金と利権のために原発再稼働を進める政権へ向けた恩田陸の怒り
青春時代を過ごした茨城県で起きた東海村の事故。この国はそこから得た教訓をまったく活かすことができず、さらに大きな事故を起こしてしまった。「一冊の本」(朝日新聞出版)17年4月号に掲載されたエッセイでは、東海村の事故と福島の事故をこのように綴っている。
〈「青い光を見た」という二人が急性放射線障害で亡くなった。その実態は凄まじい。当時の医療関係者が証言しているドキュメンタリーを観たことがあるが、染色体が破壊されたため細胞が再生されず、臓器や筋肉の入った人間という「袋」が維持できない状態で、最後のほうは、皮膚を覆って「袋」を保つのが精一杯だったという。手を尽くしたものの治療方法がなくなり、1人は事故から83日目、もう1人は211日目に多臓器不全で亡くなった。「人命軽視もはなはだしい」と治療に携わった医師が怒りを露にしていたことを思い出す。

..........

> **取り組む作業**:
(A) 恩田陸と原発についての文章を、「金と利権のために原発再稼働を進める政権へ向けた恩田陸の怒り」を含む語句から打ち直し、「事故をこのように綴っている。」の後で終えること。
(B) 恩田陸と原発についての文章に基づいて答えること。
(i) 恩田陸が青春時代を過ごしたのはどの県か。
(ii) エッセイが掲載されたのは、どの出版社の何という媒体の何月号か。
(iii) 急性放射線障害で亡くなった二人は、それぞれ事故から何日目に、何によって亡くなったか。
(C) 恩田陸と原発についての文章を、最後の文の後から書き継ぐこと。
これらの行は、恩田陸と原発についての文章とは別の出典から取ったものだ。

..........

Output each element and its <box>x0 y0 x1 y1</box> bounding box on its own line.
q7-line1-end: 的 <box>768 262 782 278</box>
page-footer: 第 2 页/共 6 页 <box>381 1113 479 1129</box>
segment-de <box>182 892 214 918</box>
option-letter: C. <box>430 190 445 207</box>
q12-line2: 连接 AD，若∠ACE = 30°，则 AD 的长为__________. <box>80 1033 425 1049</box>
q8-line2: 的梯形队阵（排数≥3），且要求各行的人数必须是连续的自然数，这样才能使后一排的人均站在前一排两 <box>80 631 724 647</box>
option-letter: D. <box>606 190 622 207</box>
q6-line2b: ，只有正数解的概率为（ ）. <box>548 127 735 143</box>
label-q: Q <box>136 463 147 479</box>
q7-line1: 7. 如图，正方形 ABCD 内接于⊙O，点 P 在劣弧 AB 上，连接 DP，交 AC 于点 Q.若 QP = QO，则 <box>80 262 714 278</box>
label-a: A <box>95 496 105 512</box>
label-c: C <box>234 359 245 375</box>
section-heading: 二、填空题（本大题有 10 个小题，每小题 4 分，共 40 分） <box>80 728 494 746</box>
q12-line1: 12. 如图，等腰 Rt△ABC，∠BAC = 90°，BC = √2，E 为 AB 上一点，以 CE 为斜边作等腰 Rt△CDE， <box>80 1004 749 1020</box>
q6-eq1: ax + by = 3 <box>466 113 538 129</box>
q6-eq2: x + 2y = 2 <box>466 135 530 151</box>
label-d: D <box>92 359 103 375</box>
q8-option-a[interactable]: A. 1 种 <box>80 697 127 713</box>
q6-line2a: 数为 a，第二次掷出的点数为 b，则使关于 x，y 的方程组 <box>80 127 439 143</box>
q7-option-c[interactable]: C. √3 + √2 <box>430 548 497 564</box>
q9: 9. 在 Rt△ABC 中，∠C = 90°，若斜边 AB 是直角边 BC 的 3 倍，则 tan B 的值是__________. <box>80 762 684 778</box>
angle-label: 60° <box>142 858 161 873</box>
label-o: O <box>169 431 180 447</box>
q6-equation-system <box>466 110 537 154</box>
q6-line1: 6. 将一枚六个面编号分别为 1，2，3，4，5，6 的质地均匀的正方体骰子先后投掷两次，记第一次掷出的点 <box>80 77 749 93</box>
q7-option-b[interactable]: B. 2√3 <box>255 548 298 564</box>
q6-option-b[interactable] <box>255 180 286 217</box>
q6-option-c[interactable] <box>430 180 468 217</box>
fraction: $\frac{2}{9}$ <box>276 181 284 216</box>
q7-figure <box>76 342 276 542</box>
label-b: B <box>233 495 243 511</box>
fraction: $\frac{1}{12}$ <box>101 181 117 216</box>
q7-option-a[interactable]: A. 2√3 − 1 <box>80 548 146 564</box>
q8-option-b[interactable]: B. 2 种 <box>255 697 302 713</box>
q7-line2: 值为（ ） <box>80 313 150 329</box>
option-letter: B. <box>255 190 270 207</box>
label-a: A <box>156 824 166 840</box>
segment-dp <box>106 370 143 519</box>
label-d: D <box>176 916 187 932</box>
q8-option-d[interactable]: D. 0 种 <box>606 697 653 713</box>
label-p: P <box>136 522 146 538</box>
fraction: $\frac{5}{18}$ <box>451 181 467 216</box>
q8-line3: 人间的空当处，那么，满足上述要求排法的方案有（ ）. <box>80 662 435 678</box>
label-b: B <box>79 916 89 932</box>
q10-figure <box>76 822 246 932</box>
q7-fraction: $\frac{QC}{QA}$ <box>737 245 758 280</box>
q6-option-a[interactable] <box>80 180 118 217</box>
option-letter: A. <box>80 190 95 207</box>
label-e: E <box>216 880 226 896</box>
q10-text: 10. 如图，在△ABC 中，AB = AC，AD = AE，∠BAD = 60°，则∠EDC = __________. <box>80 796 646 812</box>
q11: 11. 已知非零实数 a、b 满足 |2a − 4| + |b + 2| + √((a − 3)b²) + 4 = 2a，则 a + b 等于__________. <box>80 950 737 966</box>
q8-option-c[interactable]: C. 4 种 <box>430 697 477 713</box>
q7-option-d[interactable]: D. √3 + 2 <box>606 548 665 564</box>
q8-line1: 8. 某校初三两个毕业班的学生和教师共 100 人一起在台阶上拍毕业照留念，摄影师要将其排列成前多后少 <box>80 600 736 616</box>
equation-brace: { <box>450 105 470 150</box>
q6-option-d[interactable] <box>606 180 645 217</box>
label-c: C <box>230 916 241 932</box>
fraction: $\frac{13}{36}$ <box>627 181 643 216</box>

..........

> **作業への回答**:
(A)
金と利権のために原発再稼働を進める政権へ向けた恩田陸の怒り
青春時代を過ごした茨城県で起きた東海村の事故。この国はそこから得た教訓をまったく活かすことができず、さらに大きな事故を起こしてしまった。「一冊の本」(朝日新聞出版)17年4月号に掲載されたエッセイでは、東海村の事故と福島の事故をこのように綴っている。

(B)
(i) 茨城県
(ii) 朝日新聞出版の「一冊の本」17年4月号
(iii) 1人は83日目、もう1人は211日目で、どちらも多臓器不全によって亡くなった。

(C)
あの頃と変わっていなかった。進歩していなかった。あの事故は今映像を観ているこの事故に繋がっていた。きっとまた、この次の事故も起きるだろう。ニュースを見るたび、そんなデジャ・ビュを覚えるのである。〉
この国の為政者は同じ事故を繰り返すだけでは気が済まず、必要性のない原発をいまだに使い続けようとしている。そこに国民の姿はない。あるのは、金と利権だけだ。
〈しかし、この国の偉い人たちは、どうしても原発を使い続けたいらしい。
そもそも、増え続ける電力需要のために多くの原発の建設が押し進められたわけだし、電気が必要だから原発も必要なのだという話だったはずである。しかし、節電技術の向上で、原発が一基も稼働していなくとも、国内の電力が賄えることが証明されてしまった。